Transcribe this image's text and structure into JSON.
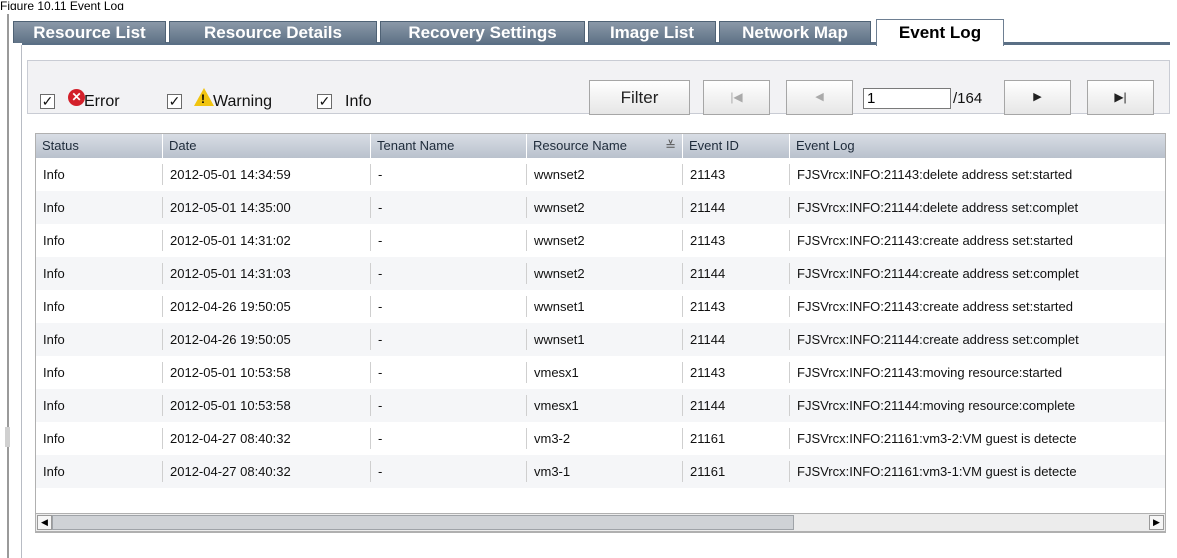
{
  "caption": "Figure 10.11 Event Log",
  "tabs": [
    {
      "label": "Resource List"
    },
    {
      "label": "Resource Details"
    },
    {
      "label": "Recovery Settings"
    },
    {
      "label": "Image List"
    },
    {
      "label": "Network Map"
    },
    {
      "label": "Event Log",
      "active": true
    }
  ],
  "filters": {
    "error": {
      "label": "Error",
      "checked": true,
      "check": "✓"
    },
    "warning": {
      "label": "Warning",
      "checked": true,
      "check": "✓"
    },
    "info": {
      "label": "Info",
      "checked": true,
      "check": "✓"
    }
  },
  "toolbar": {
    "filter_label": "Filter",
    "first_glyph": "|◀",
    "prev_glyph": "◀",
    "next_glyph": "▶",
    "last_glyph": "▶|",
    "page_value": "1",
    "page_total": "/164"
  },
  "table": {
    "columns": [
      "Status",
      "Date",
      "Tenant Name",
      "Resource Name",
      "Event ID",
      "Event Log"
    ],
    "sort_glyph": "≚",
    "rows": [
      [
        "Info",
        "2012-05-01 14:34:59",
        "-",
        "wwnset2",
        "21143",
        "FJSVrcx:INFO:21143:delete address set:started"
      ],
      [
        "Info",
        "2012-05-01 14:35:00",
        "-",
        "wwnset2",
        "21144",
        "FJSVrcx:INFO:21144:delete address set:complet"
      ],
      [
        "Info",
        "2012-05-01 14:31:02",
        "-",
        "wwnset2",
        "21143",
        "FJSVrcx:INFO:21143:create address set:started"
      ],
      [
        "Info",
        "2012-05-01 14:31:03",
        "-",
        "wwnset2",
        "21144",
        "FJSVrcx:INFO:21144:create address set:complet"
      ],
      [
        "Info",
        "2012-04-26 19:50:05",
        "-",
        "wwnset1",
        "21143",
        "FJSVrcx:INFO:21143:create address set:started"
      ],
      [
        "Info",
        "2012-04-26 19:50:05",
        "-",
        "wwnset1",
        "21144",
        "FJSVrcx:INFO:21144:create address set:complet"
      ],
      [
        "Info",
        "2012-05-01 10:53:58",
        "-",
        "vmesx1",
        "21143",
        "FJSVrcx:INFO:21143:moving resource:started"
      ],
      [
        "Info",
        "2012-05-01 10:53:58",
        "-",
        "vmesx1",
        "21144",
        "FJSVrcx:INFO:21144:moving resource:complete"
      ],
      [
        "Info",
        "2012-04-27 08:40:32",
        "-",
        "vm3-2",
        "21161",
        "FJSVrcx:INFO:21161:vm3-2:VM guest is detecte"
      ],
      [
        "Info",
        "2012-04-27 08:40:32",
        "-",
        "vm3-1",
        "21161",
        "FJSVrcx:INFO:21161:vm3-1:VM guest is detecte"
      ]
    ]
  },
  "scrollbar": {
    "left_glyph": "◀",
    "right_glyph": "▶"
  }
}
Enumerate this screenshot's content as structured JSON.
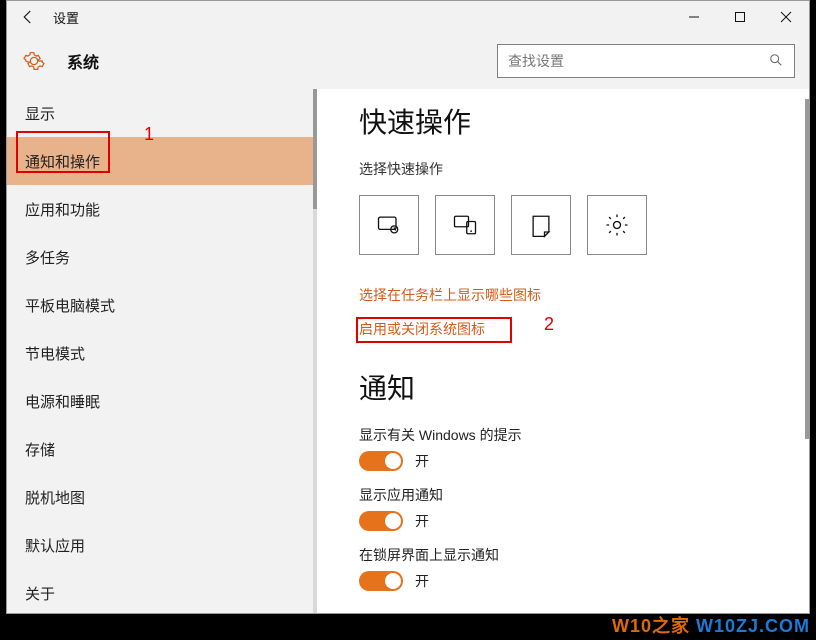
{
  "titlebar": {
    "title": "设置"
  },
  "subheader": {
    "system": "系统",
    "search_placeholder": "查找设置"
  },
  "sidebar": {
    "items": [
      {
        "label": "显示"
      },
      {
        "label": "通知和操作",
        "selected": true
      },
      {
        "label": "应用和功能"
      },
      {
        "label": "多任务"
      },
      {
        "label": "平板电脑模式"
      },
      {
        "label": "节电模式"
      },
      {
        "label": "电源和睡眠"
      },
      {
        "label": "存储"
      },
      {
        "label": "脱机地图"
      },
      {
        "label": "默认应用"
      },
      {
        "label": "关于"
      }
    ]
  },
  "content": {
    "quick_actions_title": "快速操作",
    "choose_quick_actions": "选择快速操作",
    "link_taskbar_icons": "选择在任务栏上显示哪些图标",
    "link_system_icons": "启用或关闭系统图标",
    "notifications_title": "通知",
    "settings": [
      {
        "label": "显示有关 Windows 的提示",
        "state": "开"
      },
      {
        "label": "显示应用通知",
        "state": "开"
      },
      {
        "label": "在锁屏界面上显示通知",
        "state": "开"
      }
    ]
  },
  "annotations": {
    "label1": "1",
    "label2": "2"
  },
  "watermark": {
    "t1": "W10之家",
    "t2": "W10ZJ.COM"
  }
}
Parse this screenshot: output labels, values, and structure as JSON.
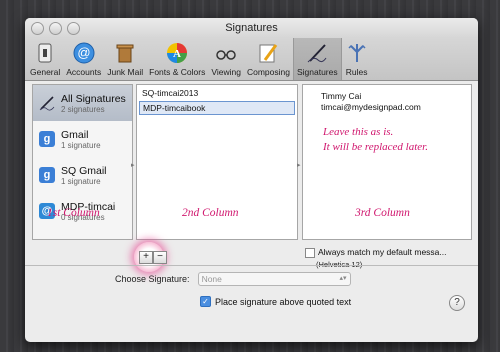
{
  "window": {
    "title": "Signatures"
  },
  "toolbar": {
    "items": [
      {
        "label": "General",
        "icon": "general-switch-icon"
      },
      {
        "label": "Accounts",
        "icon": "at-sign-icon"
      },
      {
        "label": "Junk Mail",
        "icon": "trash-bin-icon"
      },
      {
        "label": "Fonts & Colors",
        "icon": "color-palette-icon"
      },
      {
        "label": "Viewing",
        "icon": "glasses-icon"
      },
      {
        "label": "Composing",
        "icon": "pencil-note-icon"
      },
      {
        "label": "Signatures",
        "icon": "signature-pen-icon",
        "active": true
      },
      {
        "label": "Rules",
        "icon": "rules-arrows-icon"
      }
    ]
  },
  "accounts": [
    {
      "name": "All Signatures",
      "count": "2 signatures",
      "icon": "signature-pen-icon",
      "selected": true
    },
    {
      "name": "Gmail",
      "count": "1 signature",
      "icon": "google-g-icon",
      "color": "#3b7fd6"
    },
    {
      "name": "SQ Gmail",
      "count": "1 signature",
      "icon": "google-g-icon",
      "color": "#3b7fd6"
    },
    {
      "name": "MDP-timcai",
      "count": "0 signatures",
      "icon": "at-sign-icon",
      "color": "#2e89d6"
    }
  ],
  "signatures": [
    "SQ-timcai2013",
    "MDP-timcaibook"
  ],
  "preview": {
    "line1": "Timmy Cai",
    "line2": "timcai@mydesignpad.com"
  },
  "annotations": {
    "col1": "1st Column",
    "col2": "2nd Column",
    "col3": "3rd Column",
    "note1": "Leave this as is.",
    "note2": "It will be replaced later."
  },
  "controls": {
    "add": "+",
    "remove": "−",
    "always_match": "Always match my default messa...",
    "font": "(Helvetica 12)",
    "choose_label": "Choose Signature:",
    "choose_value": "None",
    "place_label": "Place signature above quoted text",
    "help": "?"
  },
  "colors": {
    "annotation": "#d0176e",
    "selection": "#6b95d0"
  }
}
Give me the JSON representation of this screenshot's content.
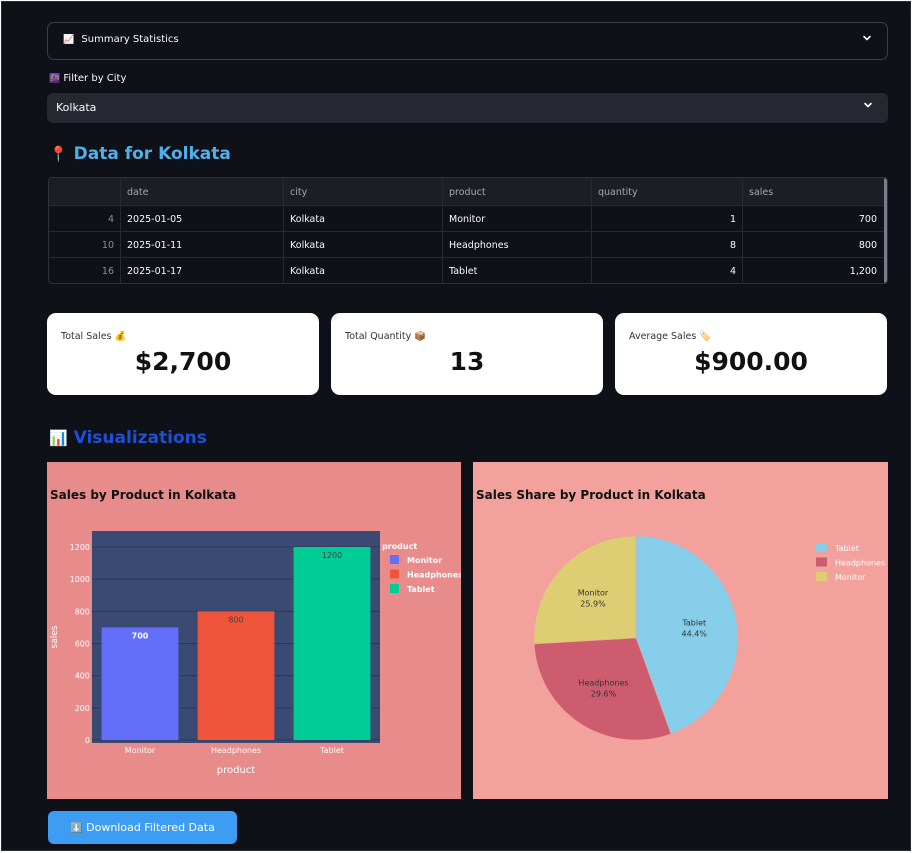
{
  "expander": {
    "icon": "📈",
    "label": "Summary Statistics"
  },
  "filter": {
    "icon": "🌆",
    "label": "Filter by City",
    "selected": "Kolkata"
  },
  "data_section": {
    "icon": "📍",
    "title": "Data for Kolkata"
  },
  "table": {
    "columns": [
      "",
      "date",
      "city",
      "product",
      "quantity",
      "sales"
    ],
    "rows": [
      [
        "4",
        "2025-01-05",
        "Kolkata",
        "Monitor",
        "1",
        "700"
      ],
      [
        "10",
        "2025-01-11",
        "Kolkata",
        "Headphones",
        "8",
        "800"
      ],
      [
        "16",
        "2025-01-17",
        "Kolkata",
        "Tablet",
        "4",
        "1,200"
      ]
    ]
  },
  "metrics": [
    {
      "label": "Total Sales 💰",
      "value": "$2,700"
    },
    {
      "label": "Total Quantity 📦",
      "value": "13"
    },
    {
      "label": "Average Sales 🏷️",
      "value": "$900.00"
    }
  ],
  "viz_section": {
    "icon": "📊",
    "title": "Visualizations"
  },
  "download_button": {
    "icon": "⬇️",
    "label": "Download Filtered Data"
  },
  "colors": {
    "accent_blue": "#4fb0ec",
    "monitor": "#636efa",
    "headphones": "#ef553b",
    "tablet": "#00cc96",
    "pie_tablet": "#87ceeb",
    "pie_headphones": "#cd5c6e",
    "pie_monitor": "#ddce74"
  },
  "chart_data": [
    {
      "type": "bar",
      "title": "Sales by Product in Kolkata",
      "categories": [
        "Monitor",
        "Headphones",
        "Tablet"
      ],
      "values": [
        700,
        800,
        1200
      ],
      "data_labels": [
        "700",
        "800",
        "1200"
      ],
      "xlabel": "product",
      "ylabel": "sales",
      "ylim": [
        0,
        1200
      ],
      "yticks": [
        "0",
        "200",
        "400",
        "600",
        "800",
        "1000",
        "1200"
      ],
      "legend_title": "product",
      "legend": [
        "Monitor",
        "Headphones",
        "Tablet"
      ],
      "legend_placement": "right",
      "grid": true
    },
    {
      "type": "pie",
      "title": "Sales Share by Product in Kolkata",
      "labels": [
        "Tablet",
        "Headphones",
        "Monitor"
      ],
      "values": [
        1200,
        800,
        700
      ],
      "slice_labels": [
        {
          "name": "Tablet",
          "pct": "44.4%"
        },
        {
          "name": "Headphones",
          "pct": "29.6%"
        },
        {
          "name": "Monitor",
          "pct": "25.9%"
        }
      ],
      "legend": [
        "Tablet",
        "Headphones",
        "Monitor"
      ],
      "legend_placement": "top-right"
    }
  ]
}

# EXERCISE DESCRIPTION
Scan the records above for the string "this", then report every line that contains it.

# COMPLETED EXERCISE
Transcribe this image's text and structure into JSON.
Enumerate this screenshot's content as structured JSON.
Parse this screenshot: output labels, values, and structure as JSON.
    "note1": "Leave this as is.",
Give me the JSON representation of this screenshot's content.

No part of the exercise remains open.